═════ Exercise data ═════

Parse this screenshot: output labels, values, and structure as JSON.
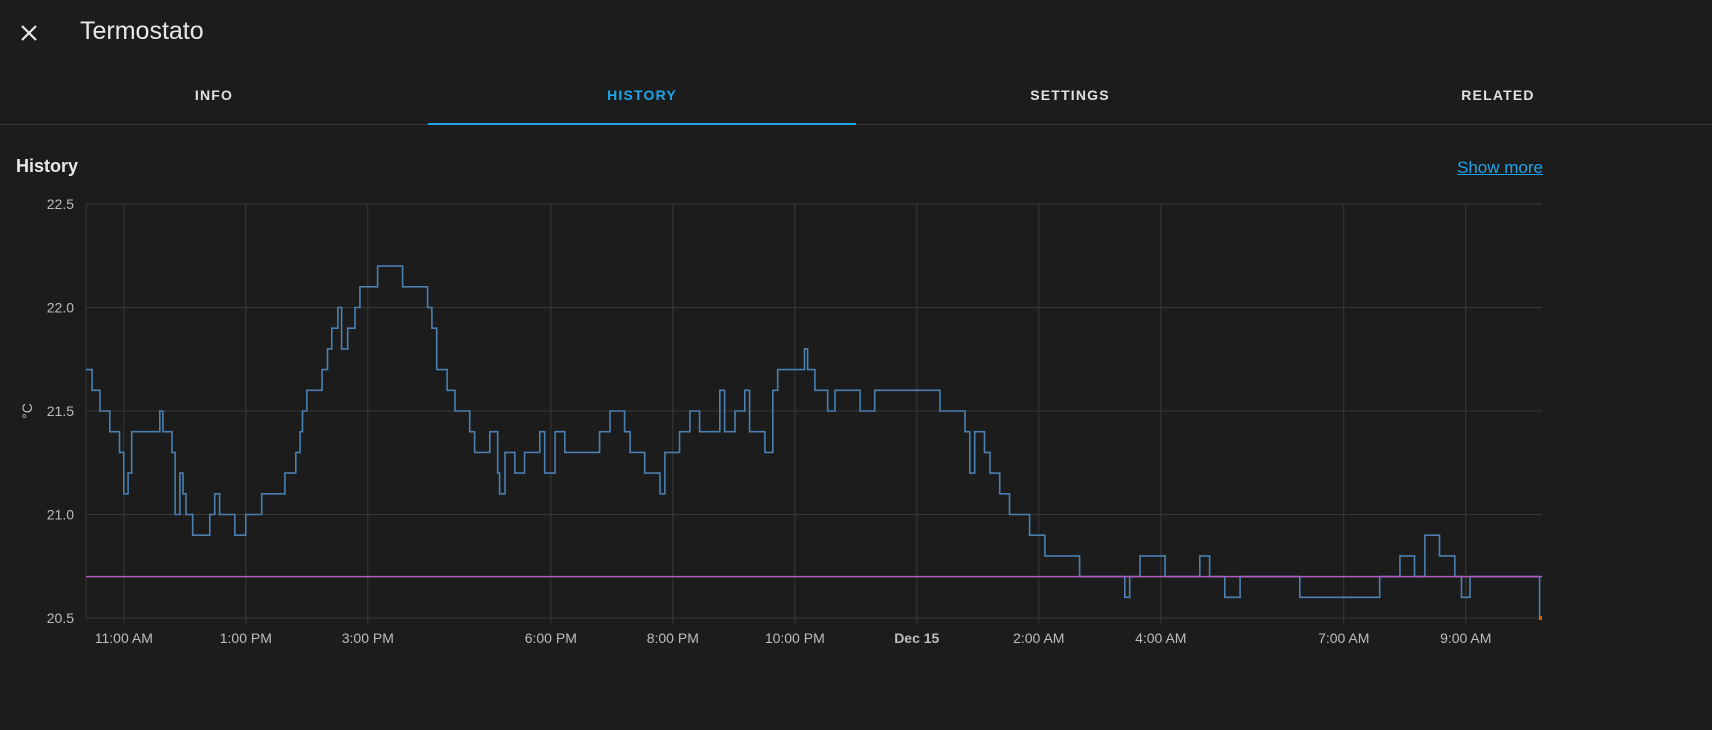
{
  "dialog": {
    "title": "Termostato",
    "close_icon": "close-icon"
  },
  "tabs": [
    {
      "label": "INFO",
      "active": false
    },
    {
      "label": "HISTORY",
      "active": true
    },
    {
      "label": "SETTINGS",
      "active": false
    },
    {
      "label": "RELATED",
      "active": false
    }
  ],
  "history": {
    "title": "History",
    "show_more": "Show more"
  },
  "colors": {
    "accent": "#1ea4e9",
    "current_temp": "#4a7fb0",
    "target_temp": "#b05cc0",
    "heating": "#c5650f"
  },
  "chart_data": {
    "type": "line",
    "step": true,
    "x_unit": "hours since Dec 14 00:00",
    "xlim": [
      10.38,
      34.25
    ],
    "ylim": [
      20.5,
      22.5
    ],
    "ylabel": "°C",
    "grid": true,
    "y_ticks": [
      20.5,
      21.0,
      21.5,
      22.0,
      22.5
    ],
    "y_tick_labels": [
      "20.5",
      "21.0",
      "21.5",
      "22.0",
      "22.5"
    ],
    "x_ticks": [
      {
        "hour": 11,
        "label": "11:00 AM",
        "bold": false
      },
      {
        "hour": 13,
        "label": "1:00 PM",
        "bold": false
      },
      {
        "hour": 15,
        "label": "3:00 PM",
        "bold": false
      },
      {
        "hour": 18,
        "label": "6:00 PM",
        "bold": false
      },
      {
        "hour": 20,
        "label": "8:00 PM",
        "bold": false
      },
      {
        "hour": 22,
        "label": "10:00 PM",
        "bold": false
      },
      {
        "hour": 24,
        "label": "Dec 15",
        "bold": true
      },
      {
        "hour": 26,
        "label": "2:00 AM",
        "bold": false
      },
      {
        "hour": 28,
        "label": "4:00 AM",
        "bold": false
      },
      {
        "hour": 31,
        "label": "7:00 AM",
        "bold": false
      },
      {
        "hour": 33,
        "label": "9:00 AM",
        "bold": false
      }
    ],
    "series": [
      {
        "name": "current_temperature",
        "color": "#4a7fb0",
        "points": [
          [
            10.38,
            21.7
          ],
          [
            10.48,
            21.6
          ],
          [
            10.61,
            21.5
          ],
          [
            10.77,
            21.4
          ],
          [
            10.93,
            21.3
          ],
          [
            11.0,
            21.1
          ],
          [
            11.07,
            21.2
          ],
          [
            11.13,
            21.4
          ],
          [
            11.59,
            21.5
          ],
          [
            11.64,
            21.4
          ],
          [
            11.79,
            21.3
          ],
          [
            11.84,
            21.0
          ],
          [
            11.92,
            21.2
          ],
          [
            11.97,
            21.1
          ],
          [
            12.02,
            21.0
          ],
          [
            12.13,
            20.9
          ],
          [
            12.41,
            21.0
          ],
          [
            12.49,
            21.1
          ],
          [
            12.57,
            21.0
          ],
          [
            12.82,
            20.9
          ],
          [
            13.0,
            21.0
          ],
          [
            13.26,
            21.1
          ],
          [
            13.64,
            21.2
          ],
          [
            13.82,
            21.3
          ],
          [
            13.89,
            21.4
          ],
          [
            13.93,
            21.5
          ],
          [
            14.0,
            21.6
          ],
          [
            14.25,
            21.7
          ],
          [
            14.34,
            21.8
          ],
          [
            14.41,
            21.9
          ],
          [
            14.51,
            22.0
          ],
          [
            14.57,
            21.8
          ],
          [
            14.67,
            21.9
          ],
          [
            14.79,
            22.0
          ],
          [
            14.87,
            22.1
          ],
          [
            15.16,
            22.2
          ],
          [
            15.57,
            22.1
          ],
          [
            15.98,
            22.0
          ],
          [
            16.05,
            21.9
          ],
          [
            16.13,
            21.7
          ],
          [
            16.3,
            21.6
          ],
          [
            16.43,
            21.5
          ],
          [
            16.67,
            21.4
          ],
          [
            16.75,
            21.3
          ],
          [
            17.0,
            21.4
          ],
          [
            17.13,
            21.2
          ],
          [
            17.16,
            21.1
          ],
          [
            17.25,
            21.3
          ],
          [
            17.41,
            21.2
          ],
          [
            17.57,
            21.3
          ],
          [
            17.82,
            21.4
          ],
          [
            17.9,
            21.2
          ],
          [
            18.07,
            21.4
          ],
          [
            18.23,
            21.3
          ],
          [
            18.8,
            21.4
          ],
          [
            18.97,
            21.5
          ],
          [
            19.21,
            21.4
          ],
          [
            19.3,
            21.3
          ],
          [
            19.54,
            21.2
          ],
          [
            19.79,
            21.1
          ],
          [
            19.87,
            21.3
          ],
          [
            20.11,
            21.4
          ],
          [
            20.28,
            21.5
          ],
          [
            20.44,
            21.4
          ],
          [
            20.77,
            21.6
          ],
          [
            20.85,
            21.4
          ],
          [
            21.02,
            21.5
          ],
          [
            21.18,
            21.6
          ],
          [
            21.26,
            21.4
          ],
          [
            21.51,
            21.3
          ],
          [
            21.64,
            21.6
          ],
          [
            21.72,
            21.7
          ],
          [
            22.16,
            21.8
          ],
          [
            22.21,
            21.7
          ],
          [
            22.33,
            21.6
          ],
          [
            22.54,
            21.5
          ],
          [
            22.66,
            21.6
          ],
          [
            23.07,
            21.5
          ],
          [
            23.31,
            21.6
          ],
          [
            24.38,
            21.5
          ],
          [
            24.79,
            21.4
          ],
          [
            24.87,
            21.2
          ],
          [
            24.95,
            21.4
          ],
          [
            25.11,
            21.3
          ],
          [
            25.2,
            21.2
          ],
          [
            25.36,
            21.1
          ],
          [
            25.52,
            21.0
          ],
          [
            25.85,
            20.9
          ],
          [
            26.1,
            20.8
          ],
          [
            26.67,
            20.7
          ],
          [
            27.41,
            20.6
          ],
          [
            27.49,
            20.7
          ],
          [
            27.66,
            20.8
          ],
          [
            28.07,
            20.7
          ],
          [
            28.64,
            20.8
          ],
          [
            28.8,
            20.7
          ],
          [
            29.05,
            20.6
          ],
          [
            29.3,
            20.7
          ],
          [
            30.28,
            20.6
          ],
          [
            31.59,
            20.7
          ],
          [
            31.92,
            20.8
          ],
          [
            32.16,
            20.7
          ],
          [
            32.33,
            20.9
          ],
          [
            32.57,
            20.8
          ],
          [
            32.82,
            20.7
          ],
          [
            32.93,
            20.6
          ],
          [
            33.07,
            20.7
          ],
          [
            34.21,
            20.5
          ],
          [
            34.25,
            20.5
          ]
        ]
      },
      {
        "name": "target_temperature",
        "color": "#b05cc0",
        "points": [
          [
            10.38,
            20.7
          ],
          [
            34.25,
            20.7
          ]
        ]
      },
      {
        "name": "heating",
        "color": "#c5650f",
        "points": [
          [
            34.2,
            20.5
          ],
          [
            34.25,
            20.5
          ]
        ]
      }
    ]
  }
}
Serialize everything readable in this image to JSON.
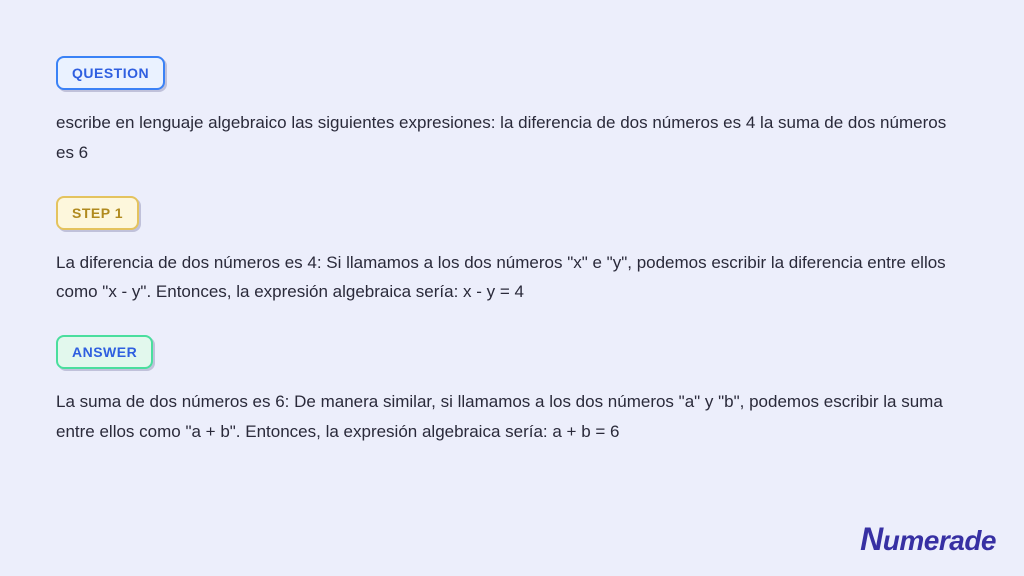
{
  "question": {
    "badge": "QUESTION",
    "text": "escribe en lenguaje algebraico las siguientes expresiones: la diferencia de dos números es 4 la suma de dos números es 6"
  },
  "step1": {
    "badge": "STEP 1",
    "text": "La diferencia de dos números es 4: Si llamamos a los dos números \"x\" e \"y\", podemos escribir la diferencia entre ellos como \"x - y\". Entonces, la expresión algebraica sería: x - y = 4"
  },
  "answer": {
    "badge": "ANSWER",
    "text": "La suma de dos números es 6: De manera similar, si llamamos a los dos números \"a\" y \"b\", podemos escribir la suma entre ellos como \"a + b\". Entonces, la expresión algebraica sería: a + b = 6"
  },
  "brand": "Numerade",
  "styling": {
    "page_background": "#eceefb",
    "text_color": "#2a2a3a",
    "body_fontsize": 17,
    "badge_fontsize": 14,
    "badges": {
      "question": {
        "bg": "#eaf2ff",
        "border": "#3b82f6",
        "text": "#2f5fe0"
      },
      "step": {
        "bg": "#fdf7dc",
        "border": "#e4c35e",
        "text": "#b08a1e"
      },
      "answer": {
        "bg": "#e2f8ed",
        "border": "#4ade9e",
        "text": "#2f5fe0"
      }
    },
    "logo_color": "#3730a3"
  }
}
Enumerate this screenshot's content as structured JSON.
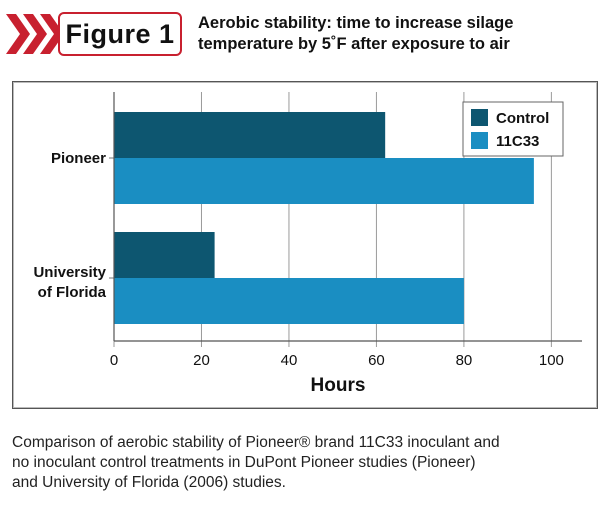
{
  "header": {
    "figure_label": "Figure 1",
    "title_line1": "Aerobic stability: time to increase silage",
    "title_line2": "temperature by 5˚F after exposure to air"
  },
  "caption": {
    "line1": "Comparison of aerobic stability of Pioneer® brand 11C33 inoculant and",
    "line2": "no inoculant control treatments in DuPont Pioneer studies (Pioneer)",
    "line3": "and University of Florida (2006) studies."
  },
  "colors": {
    "control": "#0d5670",
    "inoculant": "#1a8ec2",
    "accent": "#c8202f"
  },
  "chart_data": {
    "type": "bar",
    "orientation": "horizontal",
    "categories": [
      [
        "Pioneer"
      ],
      [
        "University",
        "of Florida"
      ]
    ],
    "series": [
      {
        "name": "Control",
        "values": [
          62,
          23
        ]
      },
      {
        "name": "11C33",
        "values": [
          96,
          80
        ]
      }
    ],
    "xlabel": "Hours",
    "xlim": [
      0,
      107
    ],
    "xticks": [
      0,
      20,
      40,
      60,
      80,
      100
    ],
    "grid": true,
    "legend": "top-right"
  }
}
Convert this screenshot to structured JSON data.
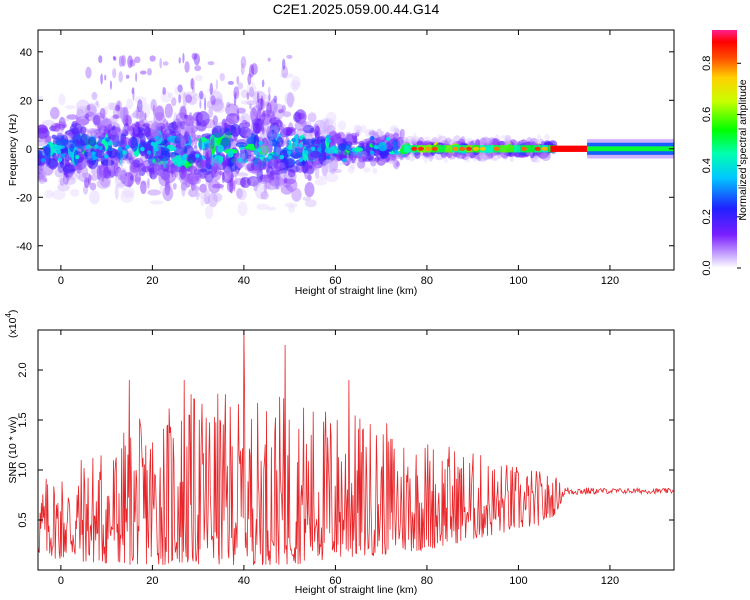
{
  "title": "C2E1.2025.059.00.44.G14",
  "chart_data": [
    {
      "type": "heatmap",
      "xlabel": "Height of straight line (km)",
      "ylabel": "Frequency (Hz)",
      "xlim": [
        -5,
        134
      ],
      "ylim": [
        -50,
        49
      ],
      "xticks": [
        "0",
        "20",
        "40",
        "60",
        "80",
        "100",
        "120"
      ],
      "xtick_values": [
        0,
        20,
        40,
        60,
        80,
        100,
        120
      ],
      "yticks": [
        "40",
        "20",
        "0",
        "-20",
        "-40"
      ],
      "ytick_values": [
        40,
        20,
        0,
        -20,
        -40
      ],
      "colorbar": {
        "label": "Normalized spectral amplitude",
        "range": [
          0,
          0.93
        ],
        "ticks": [
          "0.0",
          "0.2",
          "0.4",
          "0.6",
          "0.8"
        ],
        "tick_values": [
          0,
          0.2,
          0.4,
          0.6,
          0.8
        ],
        "colormap": "rainbow"
      },
      "regions": [
        {
          "x": [
            -5,
            20
          ],
          "freq_spread_hz": 10,
          "amplitude": 0.2
        },
        {
          "x": [
            20,
            55
          ],
          "freq_spread_hz": 12,
          "amplitude": 0.2
        },
        {
          "x": [
            55,
            75
          ],
          "freq_spread_hz": 6,
          "amplitude": 0.3
        },
        {
          "x": [
            75,
            108
          ],
          "freq_spread_hz": 3,
          "amplitude": 0.7
        },
        {
          "x": [
            108,
            115
          ],
          "freq_spread_hz": 2,
          "amplitude": 0.95
        },
        {
          "x": [
            115,
            134
          ],
          "freq_spread_hz": 4,
          "amplitude": 0.4
        }
      ]
    },
    {
      "type": "line",
      "xlabel": "Height of straight line (km)",
      "ylabel": "SNR (10 * v/v)",
      "multiplier": "(x10",
      "multiplier_exp": "4",
      "multiplier_close": ")",
      "xlim": [
        -5,
        134
      ],
      "ylim": [
        0,
        2.4
      ],
      "xticks": [
        "0",
        "20",
        "40",
        "60",
        "80",
        "100",
        "120"
      ],
      "xtick_values": [
        0,
        20,
        40,
        60,
        80,
        100,
        120
      ],
      "yticks": [
        "0.5",
        "1.0",
        "1.5",
        "2.0"
      ],
      "ytick_values": [
        0.5,
        1.0,
        1.5,
        2.0
      ],
      "color": "#e8262a",
      "envelope": {
        "x": [
          -5,
          0,
          10,
          20,
          30,
          40,
          50,
          60,
          70,
          80,
          90,
          100,
          105,
          108,
          110,
          120,
          134
        ],
        "upper": [
          0.9,
          1.05,
          1.3,
          1.6,
          1.8,
          1.75,
          1.75,
          1.65,
          1.5,
          1.35,
          1.2,
          1.05,
          1.0,
          0.95,
          0.84,
          0.82,
          0.82
        ],
        "lower": [
          0.15,
          0.1,
          0.05,
          0.05,
          0.05,
          0.05,
          0.05,
          0.1,
          0.15,
          0.2,
          0.3,
          0.4,
          0.45,
          0.55,
          0.74,
          0.76,
          0.76
        ]
      },
      "peaks": [
        {
          "x": 15,
          "y": 1.9
        },
        {
          "x": 27,
          "y": 1.9
        },
        {
          "x": 40,
          "y": 2.4
        },
        {
          "x": 49,
          "y": 2.25
        },
        {
          "x": 63,
          "y": 1.9
        }
      ]
    }
  ]
}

═════

### Your task
Locate all lines in the listing above with the word "University". Copy them.

### Answer to the task
    "line3": "and University of Florida (2006) studies."
        "University",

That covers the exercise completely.